* _WRITTEN EXERCISE_
Print the whole listing exactly.

* _DATA RECORDS_
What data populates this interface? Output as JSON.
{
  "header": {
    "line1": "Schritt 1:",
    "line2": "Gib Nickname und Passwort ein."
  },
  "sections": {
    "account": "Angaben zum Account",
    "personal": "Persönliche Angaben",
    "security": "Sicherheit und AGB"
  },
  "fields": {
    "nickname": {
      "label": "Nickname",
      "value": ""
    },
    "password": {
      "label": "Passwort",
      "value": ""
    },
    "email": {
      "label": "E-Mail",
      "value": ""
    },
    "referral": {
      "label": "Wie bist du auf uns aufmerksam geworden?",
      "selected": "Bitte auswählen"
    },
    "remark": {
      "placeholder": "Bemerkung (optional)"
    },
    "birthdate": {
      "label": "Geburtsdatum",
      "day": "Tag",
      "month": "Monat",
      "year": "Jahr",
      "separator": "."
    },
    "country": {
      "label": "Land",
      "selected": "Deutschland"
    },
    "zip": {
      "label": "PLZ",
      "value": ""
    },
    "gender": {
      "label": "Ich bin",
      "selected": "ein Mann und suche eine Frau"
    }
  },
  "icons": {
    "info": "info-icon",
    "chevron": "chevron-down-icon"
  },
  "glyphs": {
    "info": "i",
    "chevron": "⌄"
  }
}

* _THE RESPONSE_
What data populates this interface? Output as JSON.
{
  "header": {
    "line1": "Schritt 1:",
    "line2": "Gib Nickname und Passwort ein."
  },
  "sections": {
    "account": "Angaben zum Account",
    "personal": "Persönliche Angaben",
    "security": "Sicherheit und AGB"
  },
  "fields": {
    "nickname": {
      "label": "Nickname",
      "value": ""
    },
    "password": {
      "label": "Passwort",
      "value": ""
    },
    "email": {
      "label": "E-Mail",
      "value": ""
    },
    "referral": {
      "label": "Wie bist du auf uns aufmerksam geworden?",
      "selected": "Bitte auswählen"
    },
    "remark": {
      "placeholder": "Bemerkung (optional)"
    },
    "birthdate": {
      "label": "Geburtsdatum",
      "day": "Tag",
      "month": "Monat",
      "year": "Jahr",
      "separator": "."
    },
    "country": {
      "label": "Land",
      "selected": "Deutschland"
    },
    "zip": {
      "label": "PLZ",
      "value": ""
    },
    "gender": {
      "label": "Ich bin",
      "selected": "ein Mann und suche eine Frau"
    }
  },
  "icons": {
    "info": "info-icon",
    "chevron": "chevron-down-icon"
  },
  "glyphs": {
    "info": "i",
    "chevron": "⌄"
  }
}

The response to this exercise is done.